[BEGIN DATA ENTRIES]
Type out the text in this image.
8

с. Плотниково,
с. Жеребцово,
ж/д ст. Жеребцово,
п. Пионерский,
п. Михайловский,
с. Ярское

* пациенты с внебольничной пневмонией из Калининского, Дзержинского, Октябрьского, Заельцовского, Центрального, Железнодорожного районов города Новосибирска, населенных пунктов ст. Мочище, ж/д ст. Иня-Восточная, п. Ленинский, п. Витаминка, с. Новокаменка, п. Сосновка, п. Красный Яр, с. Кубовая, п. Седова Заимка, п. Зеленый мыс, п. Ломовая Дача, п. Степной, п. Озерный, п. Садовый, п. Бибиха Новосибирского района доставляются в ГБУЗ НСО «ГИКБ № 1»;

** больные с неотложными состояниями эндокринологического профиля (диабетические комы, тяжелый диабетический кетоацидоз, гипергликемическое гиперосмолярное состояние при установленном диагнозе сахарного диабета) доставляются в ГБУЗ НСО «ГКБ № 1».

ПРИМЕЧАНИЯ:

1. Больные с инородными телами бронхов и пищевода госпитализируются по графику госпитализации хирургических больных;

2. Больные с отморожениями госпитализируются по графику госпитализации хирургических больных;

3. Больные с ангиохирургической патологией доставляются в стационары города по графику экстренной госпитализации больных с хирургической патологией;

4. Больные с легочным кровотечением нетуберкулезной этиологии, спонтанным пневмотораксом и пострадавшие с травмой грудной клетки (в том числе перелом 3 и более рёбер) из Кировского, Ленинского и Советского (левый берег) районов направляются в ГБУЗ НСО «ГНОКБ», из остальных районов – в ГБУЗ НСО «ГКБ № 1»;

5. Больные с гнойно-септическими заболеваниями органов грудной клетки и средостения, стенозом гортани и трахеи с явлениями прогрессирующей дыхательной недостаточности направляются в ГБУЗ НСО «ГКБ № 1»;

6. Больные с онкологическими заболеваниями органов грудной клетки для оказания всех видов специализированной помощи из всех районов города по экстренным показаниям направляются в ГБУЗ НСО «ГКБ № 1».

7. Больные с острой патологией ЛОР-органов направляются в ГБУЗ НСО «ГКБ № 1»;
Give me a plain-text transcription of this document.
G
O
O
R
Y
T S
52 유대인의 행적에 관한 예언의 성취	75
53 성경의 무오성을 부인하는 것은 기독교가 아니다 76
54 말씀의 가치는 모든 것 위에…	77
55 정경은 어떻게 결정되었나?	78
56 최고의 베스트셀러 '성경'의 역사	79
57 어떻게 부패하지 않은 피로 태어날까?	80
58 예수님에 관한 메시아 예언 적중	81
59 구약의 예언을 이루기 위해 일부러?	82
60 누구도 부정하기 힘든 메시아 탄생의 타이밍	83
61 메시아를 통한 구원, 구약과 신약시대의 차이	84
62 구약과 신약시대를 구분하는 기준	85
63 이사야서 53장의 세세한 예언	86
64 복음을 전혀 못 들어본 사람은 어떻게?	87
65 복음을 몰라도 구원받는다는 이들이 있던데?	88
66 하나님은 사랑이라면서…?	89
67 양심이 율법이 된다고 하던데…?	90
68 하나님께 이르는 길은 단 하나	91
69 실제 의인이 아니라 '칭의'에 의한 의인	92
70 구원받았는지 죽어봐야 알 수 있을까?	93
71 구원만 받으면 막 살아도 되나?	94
[END DATA ENTRIES]
WHAT IS ASKED:
Print the listing above in its entirety, with every line exact.

RESPONSE:
Type out the text in this image.
8

с. Плотниково,
с. Жеребцово,
ж/д ст. Жеребцово,
п. Пионерский,
п. Михайловский,
с. Ярское

* пациенты с внебольничной пневмонией из Калининского, Дзержинского, Октябрьского, Заельцовского, Центрального, Железнодорожного районов города Новосибирска, населенных пунктов ст. Мочище, ж/д ст. Иня-Восточная, п. Ленинский, п. Витаминка, с. Новокаменка, п. Сосновка, п. Красный Яр, с. Кубовая, п. Седова Заимка, п. Зеленый мыс, п. Ломовая Дача, п. Степной, п. Озерный, п. Садовый, п. Бибиха Новосибирского района доставляются в ГБУЗ НСО «ГИКБ № 1»;

** больные с неотложными состояниями эндокринологического профиля (диабетические комы, тяжелый диабетический кетоацидоз, гипергликемическое гиперосмолярное состояние при установленном диагнозе сахарного диабета) доставляются в ГБУЗ НСО «ГКБ № 1».

ПРИМЕЧАНИЯ:

1. Больные с инородными телами бронхов и пищевода госпитализируются по графику госпитализации хирургических больных;

2. Больные с отморожениями госпитализируются по графику госпитализации хирургических больных;

3. Больные с ангиохирургической патологией доставляются в стационары города по графику экстренной госпитализации больных с хирургической патологией;

4. Больные с легочным кровотечением нетуберкулезной этиологии, спонтанным пневмотораксом и пострадавшие с травмой грудной клетки (в том числе перелом 3 и более рёбер) из Кировского, Ленинского и Советского (левый берег) районов направляются в ГБУЗ НСО «ГНОКБ», из остальных районов – в ГБУЗ НСО «ГКБ № 1»;

5. Больные с гнойно-септическими заболеваниями органов грудной клетки и средостения, стенозом гортани и трахеи с явлениями прогрессирующей дыхательной недостаточности направляются в ГБУЗ НСО «ГКБ № 1»;

6. Больные с онкологическими заболеваниями органов грудной клетки для оказания всех видов специализированной помощи из всех районов города по экстренным показаниям направляются в ГБУЗ НСО «ГКБ № 1».

7. Больные с острой патологией ЛОР-органов направляются в ГБУЗ НСО «ГКБ № 1»;
Give me a plain-text transcription of this document.
G
O
O
R
Y
T S
52 유대인의 행적에 관한 예언의 성취	75
53 성경의 무오성을 부인하는 것은 기독교가 아니다 76
54 말씀의 가치는 모든 것 위에…	77
55 정경은 어떻게 결정되었나?	78
56 최고의 베스트셀러 '성경'의 역사	79
57 어떻게 부패하지 않은 피로 태어날까?	80
58 예수님에 관한 메시아 예언 적중	81
59 구약의 예언을 이루기 위해 일부러?	82
60 누구도 부정하기 힘든 메시아 탄생의 타이밍	83
61 메시아를 통한 구원, 구약과 신약시대의 차이	84
62 구약과 신약시대를 구분하는 기준	85
63 이사야서 53장의 세세한 예언	86
64 복음을 전혀 못 들어본 사람은 어떻게?	87
65 복음을 몰라도 구원받는다는 이들이 있던데?	88
66 하나님은 사랑이라면서…?	89
67 양심이 율법이 된다고 하던데…?	90
68 하나님께 이르는 길은 단 하나	91
69 실제 의인이 아니라 '칭의'에 의한 의인	92
70 구원받았는지 죽어봐야 알 수 있을까?	93
71 구원만 받으면 막 살아도 되나?	94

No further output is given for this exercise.